#### Stated problem:
Give the listing again in full, exactly as written.

---+---

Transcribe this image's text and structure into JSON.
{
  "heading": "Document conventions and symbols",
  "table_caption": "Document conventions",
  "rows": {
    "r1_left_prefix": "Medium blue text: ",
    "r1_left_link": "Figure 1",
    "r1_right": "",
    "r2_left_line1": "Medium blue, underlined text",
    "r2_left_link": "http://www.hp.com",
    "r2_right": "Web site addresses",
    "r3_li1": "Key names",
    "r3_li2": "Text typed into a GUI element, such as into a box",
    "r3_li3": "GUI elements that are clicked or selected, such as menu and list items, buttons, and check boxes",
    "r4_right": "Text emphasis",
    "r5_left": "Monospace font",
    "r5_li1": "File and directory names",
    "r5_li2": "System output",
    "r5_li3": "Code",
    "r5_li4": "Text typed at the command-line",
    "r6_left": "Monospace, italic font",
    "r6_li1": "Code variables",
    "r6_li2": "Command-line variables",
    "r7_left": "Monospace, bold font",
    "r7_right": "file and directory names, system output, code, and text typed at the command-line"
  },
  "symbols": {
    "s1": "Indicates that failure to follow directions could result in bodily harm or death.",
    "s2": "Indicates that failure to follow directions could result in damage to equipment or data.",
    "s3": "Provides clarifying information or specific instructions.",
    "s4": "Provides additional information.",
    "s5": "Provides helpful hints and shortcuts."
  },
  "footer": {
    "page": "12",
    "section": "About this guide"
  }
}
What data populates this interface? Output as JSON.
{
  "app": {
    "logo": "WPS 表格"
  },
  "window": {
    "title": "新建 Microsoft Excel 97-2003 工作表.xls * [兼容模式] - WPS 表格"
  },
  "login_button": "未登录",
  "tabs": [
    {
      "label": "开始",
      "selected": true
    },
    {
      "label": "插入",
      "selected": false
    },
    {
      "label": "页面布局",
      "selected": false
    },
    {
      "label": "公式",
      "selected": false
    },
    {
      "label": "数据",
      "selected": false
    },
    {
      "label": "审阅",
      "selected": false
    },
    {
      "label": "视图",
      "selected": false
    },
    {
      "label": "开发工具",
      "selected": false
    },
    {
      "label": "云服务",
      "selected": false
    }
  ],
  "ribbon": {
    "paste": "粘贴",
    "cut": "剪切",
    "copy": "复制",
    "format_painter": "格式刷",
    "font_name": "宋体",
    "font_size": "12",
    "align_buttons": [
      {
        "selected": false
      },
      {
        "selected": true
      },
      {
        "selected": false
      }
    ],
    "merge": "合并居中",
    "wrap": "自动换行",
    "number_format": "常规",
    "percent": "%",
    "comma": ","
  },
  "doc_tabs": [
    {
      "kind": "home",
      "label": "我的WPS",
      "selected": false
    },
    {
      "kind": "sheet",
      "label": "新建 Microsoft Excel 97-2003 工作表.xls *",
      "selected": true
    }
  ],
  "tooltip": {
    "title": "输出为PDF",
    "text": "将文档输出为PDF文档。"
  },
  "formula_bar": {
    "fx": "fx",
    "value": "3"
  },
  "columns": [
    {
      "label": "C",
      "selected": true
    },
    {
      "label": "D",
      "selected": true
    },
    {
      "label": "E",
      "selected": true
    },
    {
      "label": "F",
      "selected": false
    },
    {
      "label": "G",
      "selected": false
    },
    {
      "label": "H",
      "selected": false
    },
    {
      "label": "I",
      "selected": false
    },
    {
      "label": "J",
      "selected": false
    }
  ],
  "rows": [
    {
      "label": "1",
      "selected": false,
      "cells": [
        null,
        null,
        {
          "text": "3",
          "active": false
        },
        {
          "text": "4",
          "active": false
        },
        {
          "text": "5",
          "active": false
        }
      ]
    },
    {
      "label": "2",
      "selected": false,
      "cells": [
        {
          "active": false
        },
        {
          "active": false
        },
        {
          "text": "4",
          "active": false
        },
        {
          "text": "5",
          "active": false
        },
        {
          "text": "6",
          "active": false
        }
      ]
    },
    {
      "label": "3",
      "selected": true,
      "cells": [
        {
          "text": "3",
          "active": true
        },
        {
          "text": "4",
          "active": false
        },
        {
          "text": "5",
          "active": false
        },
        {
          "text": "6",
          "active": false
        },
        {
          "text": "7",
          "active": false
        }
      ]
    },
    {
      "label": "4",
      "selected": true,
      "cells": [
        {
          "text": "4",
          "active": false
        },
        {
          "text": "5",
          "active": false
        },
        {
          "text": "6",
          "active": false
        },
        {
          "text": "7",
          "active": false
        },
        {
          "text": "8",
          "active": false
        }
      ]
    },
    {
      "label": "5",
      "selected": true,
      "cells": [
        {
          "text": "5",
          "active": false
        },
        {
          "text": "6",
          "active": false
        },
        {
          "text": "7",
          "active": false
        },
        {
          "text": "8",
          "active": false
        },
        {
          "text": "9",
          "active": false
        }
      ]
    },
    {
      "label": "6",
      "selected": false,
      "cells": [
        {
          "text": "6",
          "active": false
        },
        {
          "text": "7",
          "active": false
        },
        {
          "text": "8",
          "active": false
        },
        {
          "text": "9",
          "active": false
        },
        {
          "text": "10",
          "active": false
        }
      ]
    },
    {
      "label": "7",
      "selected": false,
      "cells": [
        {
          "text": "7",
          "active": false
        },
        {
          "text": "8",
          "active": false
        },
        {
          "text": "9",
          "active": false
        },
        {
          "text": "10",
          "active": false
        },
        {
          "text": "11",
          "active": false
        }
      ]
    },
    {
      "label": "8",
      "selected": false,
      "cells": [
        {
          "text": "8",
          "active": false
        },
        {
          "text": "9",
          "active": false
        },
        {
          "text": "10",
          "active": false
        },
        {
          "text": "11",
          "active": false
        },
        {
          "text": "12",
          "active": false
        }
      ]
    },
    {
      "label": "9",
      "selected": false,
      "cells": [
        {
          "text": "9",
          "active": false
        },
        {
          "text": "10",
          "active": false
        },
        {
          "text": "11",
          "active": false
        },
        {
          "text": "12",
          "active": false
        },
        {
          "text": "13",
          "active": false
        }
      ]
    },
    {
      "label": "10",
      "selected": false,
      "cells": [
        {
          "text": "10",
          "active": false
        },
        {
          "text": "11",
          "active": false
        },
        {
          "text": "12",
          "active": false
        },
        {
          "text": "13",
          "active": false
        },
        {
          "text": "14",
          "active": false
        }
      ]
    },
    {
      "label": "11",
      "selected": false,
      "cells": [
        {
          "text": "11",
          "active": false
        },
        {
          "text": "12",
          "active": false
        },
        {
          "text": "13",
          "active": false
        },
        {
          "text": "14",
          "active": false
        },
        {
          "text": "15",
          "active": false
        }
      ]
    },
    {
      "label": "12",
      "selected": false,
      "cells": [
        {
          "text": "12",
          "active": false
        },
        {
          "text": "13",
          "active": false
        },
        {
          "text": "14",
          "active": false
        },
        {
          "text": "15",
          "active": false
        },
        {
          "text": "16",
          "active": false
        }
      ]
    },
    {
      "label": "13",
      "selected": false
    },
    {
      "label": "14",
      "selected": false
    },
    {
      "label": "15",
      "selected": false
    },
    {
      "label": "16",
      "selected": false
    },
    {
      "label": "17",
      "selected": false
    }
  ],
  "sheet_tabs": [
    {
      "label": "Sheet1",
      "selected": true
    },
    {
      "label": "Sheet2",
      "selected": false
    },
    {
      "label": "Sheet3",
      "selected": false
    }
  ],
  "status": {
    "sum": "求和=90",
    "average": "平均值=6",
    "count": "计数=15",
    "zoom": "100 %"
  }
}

---+---

#### Complete output:
Transcribe this image's text and structure into JSON.
{
  "heading": "Document conventions and symbols",
  "table_caption": "Document conventions",
  "rows": {
    "r1_left_prefix": "Medium blue text: ",
    "r1_left_link": "Figure 1",
    "r1_right": "",
    "r2_left_line1": "Medium blue, underlined text",
    "r2_left_link": "http://www.hp.com",
    "r2_right": "Web site addresses",
    "r3_li1": "Key names",
    "r3_li2": "Text typed into a GUI element, such as into a box",
    "r3_li3": "GUI elements that are clicked or selected, such as menu and list items, buttons, and check boxes",
    "r4_right": "Text emphasis",
    "r5_left": "Monospace font",
    "r5_li1": "File and directory names",
    "r5_li2": "System output",
    "r5_li3": "Code",
    "r5_li4": "Text typed at the command-line",
    "r6_left": "Monospace, italic font",
    "r6_li1": "Code variables",
    "r6_li2": "Command-line variables",
    "r7_left": "Monospace, bold font",
    "r7_right": "file and directory names, system output, code, and text typed at the command-line"
  },
  "symbols": {
    "s1": "Indicates that failure to follow directions could result in bodily harm or death.",
    "s2": "Indicates that failure to follow directions could result in damage to equipment or data.",
    "s3": "Provides clarifying information or specific instructions.",
    "s4": "Provides additional information.",
    "s5": "Provides helpful hints and shortcuts."
  },
  "footer": {
    "page": "12",
    "section": "About this guide"
  }
}
What data populates this interface? Output as JSON.
{
  "app": {
    "logo": "WPS 表格"
  },
  "window": {
    "title": "新建 Microsoft Excel 97-2003 工作表.xls * [兼容模式] - WPS 表格"
  },
  "login_button": "未登录",
  "tabs": [
    {
      "label": "开始",
      "selected": true
    },
    {
      "label": "插入",
      "selected": false
    },
    {
      "label": "页面布局",
      "selected": false
    },
    {
      "label": "公式",
      "selected": false
    },
    {
      "label": "数据",
      "selected": false
    },
    {
      "label": "审阅",
      "selected": false
    },
    {
      "label": "视图",
      "selected": false
    },
    {
      "label": "开发工具",
      "selected": false
    },
    {
      "label": "云服务",
      "selected": false
    }
  ],
  "ribbon": {
    "paste": "粘贴",
    "cut": "剪切",
    "copy": "复制",
    "format_painter": "格式刷",
    "font_name": "宋体",
    "font_size": "12",
    "align_buttons": [
      {
        "selected": false
      },
      {
        "selected": true
      },
      {
        "selected": false
      }
    ],
    "merge": "合并居中",
    "wrap": "自动换行",
    "number_format": "常规",
    "percent": "%",
    "comma": ","
  },
  "doc_tabs": [
    {
      "kind": "home",
      "label": "我的WPS",
      "selected": false
    },
    {
      "kind": "sheet",
      "label": "新建 Microsoft Excel 97-2003 工作表.xls *",
      "selected": true
    }
  ],
  "tooltip": {
    "title": "输出为PDF",
    "text": "将文档输出为PDF文档。"
  },
  "formula_bar": {
    "fx": "fx",
    "value": "3"
  },
  "columns": [
    {
      "label": "C",
      "selected": true
    },
    {
      "label": "D",
      "selected": true
    },
    {
      "label": "E",
      "selected": true
    },
    {
      "label": "F",
      "selected": false
    },
    {
      "label": "G",
      "selected": false
    },
    {
      "label": "H",
      "selected": false
    },
    {
      "label": "I",
      "selected": false
    },
    {
      "label": "J",
      "selected": false
    }
  ],
  "rows": [
    {
      "label": "1",
      "selected": false,
      "cells": [
        null,
        null,
        {
          "text": "3",
          "active": false
        },
        {
          "text": "4",
          "active": false
        },
        {
          "text": "5",
          "active": false
        }
      ]
    },
    {
      "label": "2",
      "selected": false,
      "cells": [
        {
          "active": false
        },
        {
          "active": false
        },
        {
          "text": "4",
          "active": false
        },
        {
          "text": "5",
          "active": false
        },
        {
          "text": "6",
          "active": false
        }
      ]
    },
    {
      "label": "3",
      "selected": true,
      "cells": [
        {
          "text": "3",
          "active": true
        },
        {
          "text": "4",
          "active": false
        },
        {
          "text": "5",
          "active": false
        },
        {
          "text": "6",
          "active": false
        },
        {
          "text": "7",
          "active": false
        }
      ]
    },
    {
      "label": "4",
      "selected": true,
      "cells": [
        {
          "text": "4",
          "active": false
        },
        {
          "text": "5",
          "active": false
        },
        {
          "text": "6",
          "active": false
        },
        {
          "text": "7",
          "active": false
        },
        {
          "text": "8",
          "active": false
        }
      ]
    },
    {
      "label": "5",
      "selected": true,
      "cells": [
        {
          "text": "5",
          "active": false
        },
        {
          "text": "6",
          "active": false
        },
        {
          "text": "7",
          "active": false
        },
        {
          "text": "8",
          "active": false
        },
        {
          "text": "9",
          "active": false
        }
      ]
    },
    {
      "label": "6",
      "selected": false,
      "cells": [
        {
          "text": "6",
          "active": false
        },
        {
          "text": "7",
          "active": false
        },
        {
          "text": "8",
          "active": false
        },
        {
          "text": "9",
          "active": false
        },
        {
          "text": "10",
          "active": false
        }
      ]
    },
    {
      "label": "7",
      "selected": false,
      "cells": [
        {
          "text": "7",
          "active": false
        },
        {
          "text": "8",
          "active": false
        },
        {
          "text": "9",
          "active": false
        },
        {
          "text": "10",
          "active": false
        },
        {
          "text": "11",
          "active": false
        }
      ]
    },
    {
      "label": "8",
      "selected": false,
      "cells": [
        {
          "text": "8",
          "active": false
        },
        {
          "text": "9",
          "active": false
        },
        {
          "text": "10",
          "active": false
        },
        {
          "text": "11",
          "active": false
        },
        {
          "text": "12",
          "active": false
        }
      ]
    },
    {
      "label": "9",
      "selected": false,
      "cells": [
        {
          "text": "9",
          "active": false
        },
        {
          "text": "10",
          "active": false
        },
        {
          "text": "11",
          "active": false
        },
        {
          "text": "12",
          "active": false
        },
        {
          "text": "13",
          "active": false
        }
      ]
    },
    {
      "label": "10",
      "selected": false,
      "cells": [
        {
          "text": "10",
          "active": false
        },
        {
          "text": "11",
          "active": false
        },
        {
          "text": "12",
          "active": false
        },
        {
          "text": "13",
          "active": false
        },
        {
          "text": "14",
          "active": false
        }
      ]
    },
    {
      "label": "11",
      "selected": false,
      "cells": [
        {
          "text": "11",
          "active": false
        },
        {
          "text": "12",
          "active": false
        },
        {
          "text": "13",
          "active": false
        },
        {
          "text": "14",
          "active": false
        },
        {
          "text": "15",
          "active": false
        }
      ]
    },
    {
      "label": "12",
      "selected": false,
      "cells": [
        {
          "text": "12",
          "active": false
        },
        {
          "text": "13",
          "active": false
        },
        {
          "text": "14",
          "active": false
        },
        {
          "text": "15",
          "active": false
        },
        {
          "text": "16",
          "active": false
        }
      ]
    },
    {
      "label": "13",
      "selected": false
    },
    {
      "label": "14",
      "selected": false
    },
    {
      "label": "15",
      "selected": false
    },
    {
      "label": "16",
      "selected": false
    },
    {
      "label": "17",
      "selected": false
    }
  ],
  "sheet_tabs": [
    {
      "label": "Sheet1",
      "selected": true
    },
    {
      "label": "Sheet2",
      "selected": false
    },
    {
      "label": "Sheet3",
      "selected": false
    }
  ],
  "status": {
    "sum": "求和=90",
    "average": "平均值=6",
    "count": "计数=15",
    "zoom": "100 %"
  }
}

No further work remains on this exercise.